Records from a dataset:
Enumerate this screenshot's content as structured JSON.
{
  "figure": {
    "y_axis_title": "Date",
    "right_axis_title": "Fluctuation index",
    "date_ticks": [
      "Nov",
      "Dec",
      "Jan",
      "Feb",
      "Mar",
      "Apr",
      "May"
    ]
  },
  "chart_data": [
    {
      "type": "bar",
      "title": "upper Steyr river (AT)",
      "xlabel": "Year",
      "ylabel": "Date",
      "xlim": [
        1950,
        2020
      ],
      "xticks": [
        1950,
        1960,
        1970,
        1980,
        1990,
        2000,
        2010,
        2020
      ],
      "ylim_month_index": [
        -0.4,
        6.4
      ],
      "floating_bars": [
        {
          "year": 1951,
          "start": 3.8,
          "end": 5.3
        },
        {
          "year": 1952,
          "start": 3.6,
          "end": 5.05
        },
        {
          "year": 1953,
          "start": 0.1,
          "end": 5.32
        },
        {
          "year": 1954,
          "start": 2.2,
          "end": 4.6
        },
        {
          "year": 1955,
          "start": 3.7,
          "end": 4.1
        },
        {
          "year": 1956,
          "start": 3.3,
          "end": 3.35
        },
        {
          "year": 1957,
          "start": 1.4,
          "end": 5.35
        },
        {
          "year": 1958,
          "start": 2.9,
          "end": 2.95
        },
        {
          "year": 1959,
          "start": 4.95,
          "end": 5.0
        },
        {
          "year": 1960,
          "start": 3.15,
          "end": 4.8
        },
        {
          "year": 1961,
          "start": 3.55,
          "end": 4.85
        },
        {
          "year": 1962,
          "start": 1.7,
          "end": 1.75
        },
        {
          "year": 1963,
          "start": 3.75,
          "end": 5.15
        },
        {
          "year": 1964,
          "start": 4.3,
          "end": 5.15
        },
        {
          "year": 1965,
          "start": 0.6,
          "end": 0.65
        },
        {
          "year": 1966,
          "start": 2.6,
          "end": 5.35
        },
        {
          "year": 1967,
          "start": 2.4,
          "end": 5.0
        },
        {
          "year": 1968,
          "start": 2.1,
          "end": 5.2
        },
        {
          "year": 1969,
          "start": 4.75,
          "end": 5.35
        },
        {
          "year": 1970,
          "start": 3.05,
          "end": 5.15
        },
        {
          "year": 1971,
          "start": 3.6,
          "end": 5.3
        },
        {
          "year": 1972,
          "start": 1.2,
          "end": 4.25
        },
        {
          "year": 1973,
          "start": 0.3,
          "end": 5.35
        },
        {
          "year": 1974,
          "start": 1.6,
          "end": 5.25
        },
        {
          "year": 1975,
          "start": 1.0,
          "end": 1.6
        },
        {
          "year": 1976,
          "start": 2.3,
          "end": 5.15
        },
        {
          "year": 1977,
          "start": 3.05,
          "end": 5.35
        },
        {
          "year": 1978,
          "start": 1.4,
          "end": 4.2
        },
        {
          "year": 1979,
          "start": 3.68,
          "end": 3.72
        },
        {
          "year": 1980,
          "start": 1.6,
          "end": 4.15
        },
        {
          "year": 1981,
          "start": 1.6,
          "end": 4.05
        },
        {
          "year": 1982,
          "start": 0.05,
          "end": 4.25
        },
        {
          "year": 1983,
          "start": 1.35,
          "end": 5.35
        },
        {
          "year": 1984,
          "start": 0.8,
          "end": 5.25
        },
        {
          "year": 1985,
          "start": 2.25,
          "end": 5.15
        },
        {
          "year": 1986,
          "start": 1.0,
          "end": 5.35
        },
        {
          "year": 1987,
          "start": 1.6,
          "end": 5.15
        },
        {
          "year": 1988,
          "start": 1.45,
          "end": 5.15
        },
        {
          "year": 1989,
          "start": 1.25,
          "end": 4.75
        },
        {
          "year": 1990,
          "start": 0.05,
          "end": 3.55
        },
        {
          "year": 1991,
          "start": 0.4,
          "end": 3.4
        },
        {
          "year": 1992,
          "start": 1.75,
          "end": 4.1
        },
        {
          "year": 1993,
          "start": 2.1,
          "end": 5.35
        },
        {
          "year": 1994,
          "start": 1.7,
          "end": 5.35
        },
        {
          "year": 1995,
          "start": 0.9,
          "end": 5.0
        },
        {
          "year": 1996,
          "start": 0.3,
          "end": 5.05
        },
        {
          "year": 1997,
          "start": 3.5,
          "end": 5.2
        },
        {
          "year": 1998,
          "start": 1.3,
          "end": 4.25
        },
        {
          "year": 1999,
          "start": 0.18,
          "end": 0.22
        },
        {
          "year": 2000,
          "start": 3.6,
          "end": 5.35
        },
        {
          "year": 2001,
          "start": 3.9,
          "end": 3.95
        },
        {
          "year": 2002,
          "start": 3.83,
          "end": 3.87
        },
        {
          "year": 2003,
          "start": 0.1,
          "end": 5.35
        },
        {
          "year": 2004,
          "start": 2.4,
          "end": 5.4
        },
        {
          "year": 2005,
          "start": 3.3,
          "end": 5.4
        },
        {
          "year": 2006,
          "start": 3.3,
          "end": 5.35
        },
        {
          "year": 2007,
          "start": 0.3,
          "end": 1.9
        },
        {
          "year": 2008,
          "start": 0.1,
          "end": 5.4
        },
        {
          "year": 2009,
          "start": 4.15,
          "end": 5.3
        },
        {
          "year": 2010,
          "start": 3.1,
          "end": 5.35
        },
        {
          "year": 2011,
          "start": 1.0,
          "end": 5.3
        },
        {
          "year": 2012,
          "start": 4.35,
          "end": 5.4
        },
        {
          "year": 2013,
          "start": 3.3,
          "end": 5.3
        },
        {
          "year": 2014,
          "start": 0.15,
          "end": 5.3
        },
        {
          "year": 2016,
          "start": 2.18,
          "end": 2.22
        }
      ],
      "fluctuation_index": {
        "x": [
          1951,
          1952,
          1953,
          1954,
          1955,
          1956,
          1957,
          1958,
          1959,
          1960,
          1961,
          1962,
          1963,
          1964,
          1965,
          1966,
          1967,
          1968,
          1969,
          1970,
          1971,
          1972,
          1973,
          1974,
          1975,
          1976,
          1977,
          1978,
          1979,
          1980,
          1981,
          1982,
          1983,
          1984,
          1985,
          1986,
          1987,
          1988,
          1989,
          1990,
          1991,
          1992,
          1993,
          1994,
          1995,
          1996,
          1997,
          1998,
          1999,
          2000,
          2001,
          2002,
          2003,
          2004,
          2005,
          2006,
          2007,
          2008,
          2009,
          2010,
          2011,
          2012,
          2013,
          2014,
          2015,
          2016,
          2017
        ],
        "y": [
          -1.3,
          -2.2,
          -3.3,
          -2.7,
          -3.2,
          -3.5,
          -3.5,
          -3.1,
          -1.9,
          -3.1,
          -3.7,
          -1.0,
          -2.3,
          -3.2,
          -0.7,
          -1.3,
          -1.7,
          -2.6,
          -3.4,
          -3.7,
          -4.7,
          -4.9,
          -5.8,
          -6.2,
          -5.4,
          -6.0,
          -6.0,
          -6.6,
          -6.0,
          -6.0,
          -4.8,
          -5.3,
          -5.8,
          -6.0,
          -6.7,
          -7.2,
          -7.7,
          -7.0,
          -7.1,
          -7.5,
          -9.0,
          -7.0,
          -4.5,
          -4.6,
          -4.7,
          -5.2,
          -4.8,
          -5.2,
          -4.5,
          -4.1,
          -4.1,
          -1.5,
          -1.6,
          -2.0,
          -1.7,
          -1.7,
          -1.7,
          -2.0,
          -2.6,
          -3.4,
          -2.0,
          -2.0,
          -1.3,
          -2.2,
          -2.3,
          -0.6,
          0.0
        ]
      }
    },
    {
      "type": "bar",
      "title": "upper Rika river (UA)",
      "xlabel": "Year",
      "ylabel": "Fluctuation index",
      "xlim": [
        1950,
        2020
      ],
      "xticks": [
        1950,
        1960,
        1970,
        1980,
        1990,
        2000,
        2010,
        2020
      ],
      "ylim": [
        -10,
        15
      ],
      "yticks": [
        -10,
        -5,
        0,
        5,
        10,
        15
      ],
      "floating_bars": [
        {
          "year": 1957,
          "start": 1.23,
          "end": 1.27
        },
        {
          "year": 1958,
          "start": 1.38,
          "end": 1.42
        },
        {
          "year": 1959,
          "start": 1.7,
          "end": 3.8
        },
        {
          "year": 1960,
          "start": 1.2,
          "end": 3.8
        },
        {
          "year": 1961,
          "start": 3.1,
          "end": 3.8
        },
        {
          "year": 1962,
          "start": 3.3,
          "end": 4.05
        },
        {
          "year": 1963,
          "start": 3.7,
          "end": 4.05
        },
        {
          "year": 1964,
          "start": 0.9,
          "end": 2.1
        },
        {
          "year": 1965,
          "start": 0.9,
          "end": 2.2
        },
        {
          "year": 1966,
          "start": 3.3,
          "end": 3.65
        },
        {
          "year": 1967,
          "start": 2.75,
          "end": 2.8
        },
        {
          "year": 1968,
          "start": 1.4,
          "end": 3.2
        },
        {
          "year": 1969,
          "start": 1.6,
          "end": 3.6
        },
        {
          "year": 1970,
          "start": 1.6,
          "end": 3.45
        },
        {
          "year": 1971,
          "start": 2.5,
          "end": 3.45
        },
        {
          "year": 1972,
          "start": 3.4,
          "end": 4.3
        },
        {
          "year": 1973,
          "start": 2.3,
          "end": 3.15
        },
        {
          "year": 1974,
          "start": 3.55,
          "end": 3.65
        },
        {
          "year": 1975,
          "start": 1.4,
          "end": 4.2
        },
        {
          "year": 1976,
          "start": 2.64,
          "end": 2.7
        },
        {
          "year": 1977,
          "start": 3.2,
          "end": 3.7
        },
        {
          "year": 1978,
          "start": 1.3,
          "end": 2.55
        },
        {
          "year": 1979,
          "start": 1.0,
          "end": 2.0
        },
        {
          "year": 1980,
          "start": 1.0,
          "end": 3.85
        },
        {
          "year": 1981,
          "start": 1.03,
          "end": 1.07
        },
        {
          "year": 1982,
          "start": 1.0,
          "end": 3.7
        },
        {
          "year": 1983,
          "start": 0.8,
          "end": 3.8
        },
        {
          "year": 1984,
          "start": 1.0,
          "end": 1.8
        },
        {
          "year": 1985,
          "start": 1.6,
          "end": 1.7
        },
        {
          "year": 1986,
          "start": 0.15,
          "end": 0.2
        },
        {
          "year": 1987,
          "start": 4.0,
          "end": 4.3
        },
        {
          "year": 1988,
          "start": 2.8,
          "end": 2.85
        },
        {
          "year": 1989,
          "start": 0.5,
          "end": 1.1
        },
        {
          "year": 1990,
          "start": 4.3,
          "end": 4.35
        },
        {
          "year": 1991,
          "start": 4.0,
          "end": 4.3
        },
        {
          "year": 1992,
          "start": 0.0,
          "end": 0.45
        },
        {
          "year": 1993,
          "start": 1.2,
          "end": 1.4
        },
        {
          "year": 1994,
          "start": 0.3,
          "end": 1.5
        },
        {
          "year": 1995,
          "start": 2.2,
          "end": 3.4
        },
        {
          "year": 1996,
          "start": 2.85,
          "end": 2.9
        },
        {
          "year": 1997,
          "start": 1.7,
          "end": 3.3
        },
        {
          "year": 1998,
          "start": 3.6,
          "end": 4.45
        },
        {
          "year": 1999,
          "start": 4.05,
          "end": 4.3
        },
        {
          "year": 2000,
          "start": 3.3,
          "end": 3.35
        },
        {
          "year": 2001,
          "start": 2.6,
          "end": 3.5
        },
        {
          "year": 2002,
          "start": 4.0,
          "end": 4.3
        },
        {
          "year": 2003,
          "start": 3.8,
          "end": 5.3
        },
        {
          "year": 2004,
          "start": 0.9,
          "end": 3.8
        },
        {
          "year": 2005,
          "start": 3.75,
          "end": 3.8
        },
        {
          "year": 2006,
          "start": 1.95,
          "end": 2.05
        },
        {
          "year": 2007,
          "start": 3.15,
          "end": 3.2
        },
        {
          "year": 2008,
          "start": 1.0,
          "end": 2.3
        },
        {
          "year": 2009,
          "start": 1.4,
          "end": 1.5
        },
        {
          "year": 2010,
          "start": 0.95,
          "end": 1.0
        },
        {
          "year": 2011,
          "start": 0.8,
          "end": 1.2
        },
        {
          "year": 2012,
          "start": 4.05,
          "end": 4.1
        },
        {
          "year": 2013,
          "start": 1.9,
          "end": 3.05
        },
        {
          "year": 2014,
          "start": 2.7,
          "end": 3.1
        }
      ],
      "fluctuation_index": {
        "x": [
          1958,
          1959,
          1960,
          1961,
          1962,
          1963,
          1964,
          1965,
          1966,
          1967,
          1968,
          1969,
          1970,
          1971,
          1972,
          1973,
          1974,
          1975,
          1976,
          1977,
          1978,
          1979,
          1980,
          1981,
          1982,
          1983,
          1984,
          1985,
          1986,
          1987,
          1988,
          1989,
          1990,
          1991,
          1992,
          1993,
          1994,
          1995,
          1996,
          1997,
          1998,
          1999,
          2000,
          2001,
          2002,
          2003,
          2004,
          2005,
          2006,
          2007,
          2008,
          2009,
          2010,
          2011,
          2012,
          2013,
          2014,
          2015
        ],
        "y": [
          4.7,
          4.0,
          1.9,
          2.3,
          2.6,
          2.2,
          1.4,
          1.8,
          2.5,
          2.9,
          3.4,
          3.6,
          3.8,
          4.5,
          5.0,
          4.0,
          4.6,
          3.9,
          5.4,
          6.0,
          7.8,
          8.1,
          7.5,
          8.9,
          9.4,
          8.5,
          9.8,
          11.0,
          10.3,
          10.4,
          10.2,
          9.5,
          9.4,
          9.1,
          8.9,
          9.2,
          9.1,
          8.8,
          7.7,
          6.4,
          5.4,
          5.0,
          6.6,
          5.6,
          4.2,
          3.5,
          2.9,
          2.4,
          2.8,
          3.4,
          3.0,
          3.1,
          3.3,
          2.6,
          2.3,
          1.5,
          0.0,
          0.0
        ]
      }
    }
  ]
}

### Your objective
Look through the material above and pick out each line holding the word "ylabel".

### Response
      "ylabel": "Date",
      "ylabel": "Fluctuation index",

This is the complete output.